─── Material to process ───

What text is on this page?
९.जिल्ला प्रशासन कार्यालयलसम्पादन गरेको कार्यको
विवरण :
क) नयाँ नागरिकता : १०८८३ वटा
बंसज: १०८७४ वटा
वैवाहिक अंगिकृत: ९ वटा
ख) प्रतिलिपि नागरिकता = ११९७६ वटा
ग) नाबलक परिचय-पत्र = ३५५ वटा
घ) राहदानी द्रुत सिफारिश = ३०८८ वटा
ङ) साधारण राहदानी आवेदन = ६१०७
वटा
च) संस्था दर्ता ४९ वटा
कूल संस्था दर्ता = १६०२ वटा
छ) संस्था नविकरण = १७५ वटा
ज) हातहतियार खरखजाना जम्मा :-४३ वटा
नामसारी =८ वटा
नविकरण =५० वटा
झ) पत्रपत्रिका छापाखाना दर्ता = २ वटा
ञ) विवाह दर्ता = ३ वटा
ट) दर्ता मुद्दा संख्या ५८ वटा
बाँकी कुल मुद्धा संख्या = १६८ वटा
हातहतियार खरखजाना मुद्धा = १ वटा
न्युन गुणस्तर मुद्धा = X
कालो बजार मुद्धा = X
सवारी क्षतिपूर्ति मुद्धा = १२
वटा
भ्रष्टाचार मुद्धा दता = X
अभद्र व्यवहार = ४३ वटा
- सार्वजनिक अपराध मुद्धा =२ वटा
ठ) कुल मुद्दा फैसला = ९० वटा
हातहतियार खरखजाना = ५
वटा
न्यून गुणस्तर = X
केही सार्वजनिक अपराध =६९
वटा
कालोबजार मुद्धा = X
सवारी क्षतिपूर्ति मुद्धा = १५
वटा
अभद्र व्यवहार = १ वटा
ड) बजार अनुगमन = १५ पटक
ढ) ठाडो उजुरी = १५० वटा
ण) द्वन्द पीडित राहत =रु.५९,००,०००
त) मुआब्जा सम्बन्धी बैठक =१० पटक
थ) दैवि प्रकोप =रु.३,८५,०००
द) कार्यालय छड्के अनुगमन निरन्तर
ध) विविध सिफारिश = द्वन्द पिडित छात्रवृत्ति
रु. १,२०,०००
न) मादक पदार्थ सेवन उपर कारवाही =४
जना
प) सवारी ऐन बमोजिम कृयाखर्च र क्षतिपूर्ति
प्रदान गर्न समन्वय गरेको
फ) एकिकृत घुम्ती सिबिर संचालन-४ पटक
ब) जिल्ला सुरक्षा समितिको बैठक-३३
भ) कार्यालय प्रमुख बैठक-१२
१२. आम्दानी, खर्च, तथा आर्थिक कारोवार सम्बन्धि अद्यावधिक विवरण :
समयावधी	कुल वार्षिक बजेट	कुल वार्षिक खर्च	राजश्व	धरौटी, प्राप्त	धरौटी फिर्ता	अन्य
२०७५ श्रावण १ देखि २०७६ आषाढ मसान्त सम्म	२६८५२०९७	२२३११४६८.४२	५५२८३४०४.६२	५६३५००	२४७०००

───

--- Direction ---
Working from the material above, state how many lines contain "खरखज"; give only the number.

--- Completed exercise ---
3